• Texto de estudio:
____________________
La memoria del hombre es frágil, por eso debe contar su historia
En La vida de nos iniciamos, con esta entrega, el proyecto Jóvenes que se emocionan, jóvenes que actúan, para contar, durante los próximos meses, una historia acerca de cómo muchos jóvenes venezolanos, nacidos y crecidos en una eterna emergencia, comprendieron la importancia de la solidaridad y la ponen en práctica bajo diversas iniciativas.
Venezuela está sumida en una emergencia humanitaria compleja, particularmente aguda en la salud y la alimentación, acompañada de una hiperinflación que ha deteriorado enormemente el poder adquisitivo y la calidad de vida de su gente. Más de 5 millones de venezolanos han abandonado su hogar con la esperanza de ayudar a los familiares que se quedan.
Esa es la realidad que han estado viviendo 30 millones de personas, y es la única que conocen todos los venezolanos menores de 25 años. En ese marco han transcurrido su niñez, su adolescencia, su juventud. Sobre esa realidad han hecho sus planes, alimentado sus esperanzas, estudiado, sufrido decepciones y remado a diario hacia un incierto mañana.
Desde finales de enero de 2017, cuando comenzamos a publicar nuestras historias, esas vidas las hemos venido registrando en La Vida de Nos, llevando una especie de diario de los días de esas vidas comunes. De esas vidas que básicamente quieren un espacio para intentar sus sueños.
____________________
Entradas almacenadas de una colección:
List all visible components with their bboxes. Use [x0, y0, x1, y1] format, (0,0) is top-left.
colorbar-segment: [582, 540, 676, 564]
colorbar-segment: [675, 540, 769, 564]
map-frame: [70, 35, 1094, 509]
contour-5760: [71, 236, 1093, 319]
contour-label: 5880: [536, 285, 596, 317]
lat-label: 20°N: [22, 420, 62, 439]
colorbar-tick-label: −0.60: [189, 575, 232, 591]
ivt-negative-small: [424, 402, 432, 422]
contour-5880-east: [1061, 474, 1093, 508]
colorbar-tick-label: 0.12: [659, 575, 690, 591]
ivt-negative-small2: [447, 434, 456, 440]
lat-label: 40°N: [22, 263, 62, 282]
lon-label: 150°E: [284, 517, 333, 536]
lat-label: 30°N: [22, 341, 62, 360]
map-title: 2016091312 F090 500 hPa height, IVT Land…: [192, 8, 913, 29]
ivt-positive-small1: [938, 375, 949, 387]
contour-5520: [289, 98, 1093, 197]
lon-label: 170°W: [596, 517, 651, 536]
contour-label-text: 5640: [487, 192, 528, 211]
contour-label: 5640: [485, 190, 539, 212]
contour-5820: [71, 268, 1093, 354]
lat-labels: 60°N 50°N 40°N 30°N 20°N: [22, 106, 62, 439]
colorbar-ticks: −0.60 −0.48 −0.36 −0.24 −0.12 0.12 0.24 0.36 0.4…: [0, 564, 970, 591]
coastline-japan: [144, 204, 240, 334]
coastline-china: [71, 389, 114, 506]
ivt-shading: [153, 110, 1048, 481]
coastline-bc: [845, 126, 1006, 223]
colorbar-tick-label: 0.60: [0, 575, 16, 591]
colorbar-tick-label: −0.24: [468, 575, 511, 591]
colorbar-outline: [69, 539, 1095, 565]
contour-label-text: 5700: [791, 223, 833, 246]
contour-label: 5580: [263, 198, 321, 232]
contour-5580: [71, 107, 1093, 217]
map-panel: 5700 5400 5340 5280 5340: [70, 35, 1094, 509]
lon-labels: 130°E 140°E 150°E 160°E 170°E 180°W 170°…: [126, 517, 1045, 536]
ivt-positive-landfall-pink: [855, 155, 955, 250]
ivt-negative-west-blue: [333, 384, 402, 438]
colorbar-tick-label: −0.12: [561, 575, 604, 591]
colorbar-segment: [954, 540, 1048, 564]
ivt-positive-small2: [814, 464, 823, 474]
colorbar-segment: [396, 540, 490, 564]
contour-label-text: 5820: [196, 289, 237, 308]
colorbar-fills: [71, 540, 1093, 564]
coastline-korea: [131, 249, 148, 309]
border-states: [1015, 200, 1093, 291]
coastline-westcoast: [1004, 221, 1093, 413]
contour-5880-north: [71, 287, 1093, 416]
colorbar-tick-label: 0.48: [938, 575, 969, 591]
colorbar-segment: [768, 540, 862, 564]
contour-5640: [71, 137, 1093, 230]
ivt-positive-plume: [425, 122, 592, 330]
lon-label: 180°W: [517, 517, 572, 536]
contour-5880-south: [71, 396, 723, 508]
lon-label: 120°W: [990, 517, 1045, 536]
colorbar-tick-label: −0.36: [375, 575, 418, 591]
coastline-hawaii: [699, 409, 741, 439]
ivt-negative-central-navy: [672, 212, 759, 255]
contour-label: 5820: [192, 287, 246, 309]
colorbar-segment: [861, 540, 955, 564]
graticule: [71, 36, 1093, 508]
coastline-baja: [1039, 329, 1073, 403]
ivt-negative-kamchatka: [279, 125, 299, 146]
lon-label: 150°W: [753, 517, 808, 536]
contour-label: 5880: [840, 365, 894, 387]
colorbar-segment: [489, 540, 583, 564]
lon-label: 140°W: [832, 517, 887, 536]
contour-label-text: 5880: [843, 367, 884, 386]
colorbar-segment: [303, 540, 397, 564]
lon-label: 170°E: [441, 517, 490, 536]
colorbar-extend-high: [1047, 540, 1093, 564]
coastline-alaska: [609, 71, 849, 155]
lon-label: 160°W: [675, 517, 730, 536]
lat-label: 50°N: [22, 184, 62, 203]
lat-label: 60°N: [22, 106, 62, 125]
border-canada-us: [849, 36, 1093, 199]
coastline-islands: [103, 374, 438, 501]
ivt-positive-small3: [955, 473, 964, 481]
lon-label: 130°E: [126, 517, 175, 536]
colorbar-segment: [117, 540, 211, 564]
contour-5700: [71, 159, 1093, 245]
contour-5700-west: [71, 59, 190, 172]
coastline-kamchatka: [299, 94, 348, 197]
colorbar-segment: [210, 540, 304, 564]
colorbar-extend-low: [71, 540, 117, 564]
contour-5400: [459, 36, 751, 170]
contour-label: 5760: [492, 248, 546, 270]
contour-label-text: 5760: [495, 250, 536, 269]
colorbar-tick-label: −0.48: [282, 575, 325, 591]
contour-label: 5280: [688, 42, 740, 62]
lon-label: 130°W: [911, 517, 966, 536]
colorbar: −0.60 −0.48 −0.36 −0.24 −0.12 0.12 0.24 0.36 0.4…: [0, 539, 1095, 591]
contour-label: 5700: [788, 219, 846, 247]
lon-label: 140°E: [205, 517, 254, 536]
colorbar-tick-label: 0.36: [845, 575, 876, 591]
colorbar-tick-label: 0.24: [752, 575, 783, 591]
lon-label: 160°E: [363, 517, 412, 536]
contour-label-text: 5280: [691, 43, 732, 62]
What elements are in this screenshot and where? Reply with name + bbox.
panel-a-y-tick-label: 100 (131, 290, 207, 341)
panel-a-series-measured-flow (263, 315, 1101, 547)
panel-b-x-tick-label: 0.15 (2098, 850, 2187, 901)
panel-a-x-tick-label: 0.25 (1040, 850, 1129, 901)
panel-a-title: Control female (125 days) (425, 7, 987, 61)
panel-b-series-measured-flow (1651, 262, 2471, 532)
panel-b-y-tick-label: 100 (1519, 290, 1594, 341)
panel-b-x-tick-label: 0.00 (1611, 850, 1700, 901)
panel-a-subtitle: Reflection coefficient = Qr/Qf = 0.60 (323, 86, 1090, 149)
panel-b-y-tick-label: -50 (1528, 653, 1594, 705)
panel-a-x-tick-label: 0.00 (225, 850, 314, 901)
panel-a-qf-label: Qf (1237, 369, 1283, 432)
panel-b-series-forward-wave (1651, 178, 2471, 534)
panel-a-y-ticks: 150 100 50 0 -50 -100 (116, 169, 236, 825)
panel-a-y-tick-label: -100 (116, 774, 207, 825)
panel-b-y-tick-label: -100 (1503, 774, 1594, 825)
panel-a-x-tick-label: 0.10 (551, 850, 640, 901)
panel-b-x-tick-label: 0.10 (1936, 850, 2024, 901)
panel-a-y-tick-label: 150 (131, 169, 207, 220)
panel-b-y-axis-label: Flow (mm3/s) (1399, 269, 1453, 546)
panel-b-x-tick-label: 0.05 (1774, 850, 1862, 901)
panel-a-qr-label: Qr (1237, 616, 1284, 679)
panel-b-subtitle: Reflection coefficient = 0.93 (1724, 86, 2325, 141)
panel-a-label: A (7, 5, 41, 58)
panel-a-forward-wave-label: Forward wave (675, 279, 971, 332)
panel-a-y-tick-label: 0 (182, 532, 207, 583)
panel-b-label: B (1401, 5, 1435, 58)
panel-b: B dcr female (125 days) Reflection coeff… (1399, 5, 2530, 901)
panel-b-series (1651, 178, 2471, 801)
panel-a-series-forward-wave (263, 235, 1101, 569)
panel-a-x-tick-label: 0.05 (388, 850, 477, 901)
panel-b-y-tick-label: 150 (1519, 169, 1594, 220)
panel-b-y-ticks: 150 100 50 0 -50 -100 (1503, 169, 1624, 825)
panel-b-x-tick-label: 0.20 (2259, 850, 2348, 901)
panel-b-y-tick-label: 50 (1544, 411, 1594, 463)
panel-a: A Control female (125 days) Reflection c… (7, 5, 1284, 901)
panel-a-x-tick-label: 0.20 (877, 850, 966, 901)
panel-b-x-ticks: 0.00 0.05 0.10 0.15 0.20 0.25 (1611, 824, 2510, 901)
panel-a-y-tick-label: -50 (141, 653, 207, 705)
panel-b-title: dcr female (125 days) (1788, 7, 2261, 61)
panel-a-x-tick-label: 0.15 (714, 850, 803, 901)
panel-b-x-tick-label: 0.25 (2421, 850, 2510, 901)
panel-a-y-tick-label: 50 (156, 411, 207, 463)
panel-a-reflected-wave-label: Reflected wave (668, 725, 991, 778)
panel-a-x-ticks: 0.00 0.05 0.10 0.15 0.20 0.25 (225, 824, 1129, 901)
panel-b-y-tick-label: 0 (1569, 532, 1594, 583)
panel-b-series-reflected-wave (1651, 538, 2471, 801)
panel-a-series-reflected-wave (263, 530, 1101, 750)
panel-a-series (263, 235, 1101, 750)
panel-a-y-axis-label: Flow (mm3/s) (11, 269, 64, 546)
____________________
• Actividades:
a. Resume en dos oraciones el texto sobre los jóvenes venezolanos.
b. Continúa el texto sobre los jóvenes venezolanos a partir de su última oración.
Las entradas constituyen un material aparte del texto.

• Respuestas esperadas:
a. La Vida de Nos inicia el proyecto «Jóvenes que se emocionan, jóvenes que actúan» para contar cómo muchos jóvenes venezolanos, nacidos y crecidos en una eterna emergencia, comprendieron la importancia de la solidaridad y la ponen en práctica mediante diversas iniciativas. Venezuela sufre una emergencia humanitaria compleja con hiperinflación, la única realidad que conocen los menores de 25 años, y desde finales de enero de 2017 La Vida de Nos registra esas vidas comunes.

b.
La primera de esas historias que contamos se escenificó al sur del país. En Ciudad Bolívar.
Durante los saqueos que se sucedieron entre el 16 y el 19 de diciembre de 2016, el dueño de una ferretería asistía con angustia al espectáculo del festín de sus vecinos de toda la vida saqueando en los negocios donde compraban sus alimentos y bienes. Las puertas de los negocios de la ciudad estaban siendo violentadas por grupos de hombres en motos y camionetas que, luego de hacerlo, permitían que la poblada entrara a saquear.
Nuestro personaje, un hombre de 33 años que, desde los 14, vive en el mismo barrio de su ciudad, y que levantó su negocio con enorme esfuerzo, al ver que incluso las fuerzas del orden participaban del botín, decidió que no iba a permitir que acabaran con lo suyo. Llamó entonces a sus primos de Soledad, un pueblo de Anzoátegui al otro lado del Orinoco, y en menos de una hora se hizo de su propio batallón de seguridad. Y como las dos escopetas pajizas y el escopetín que usaban sus vigilantes iban a ser insuficientes, también se proveyó de armas, que no dijo de dónde salieron. De la historia solo agregaremos que, luego de haber logrado mantener a raya a los saqueadores, esa noche fueron los policías quienes terminaron por entrar por la fuerza en su terreno, llevándose las 12 armas que tenían, aunque en el informe solo declararon haber incautado 5.
El año del nacimiento de La Vida de Nos fue un año excepcionalmente violento, incluso para un país que se había acostumbrado a convivir con la violencia. En abril de 2017 se inició una ola de protestas salvajemente reprimida a lo largo de cuatro arduos meses. Los jóvenes estudiantes fueron los inevitables protagonistas de esos dramáticos episodios. Detenciones arbitrarias, heridas (incluso con bombas lacrimógenas disparadas de forma horizontal o con armas de fuego), torturas y tratos crueles fueron parte de los castigos que recibieron por soñar con un país distinto.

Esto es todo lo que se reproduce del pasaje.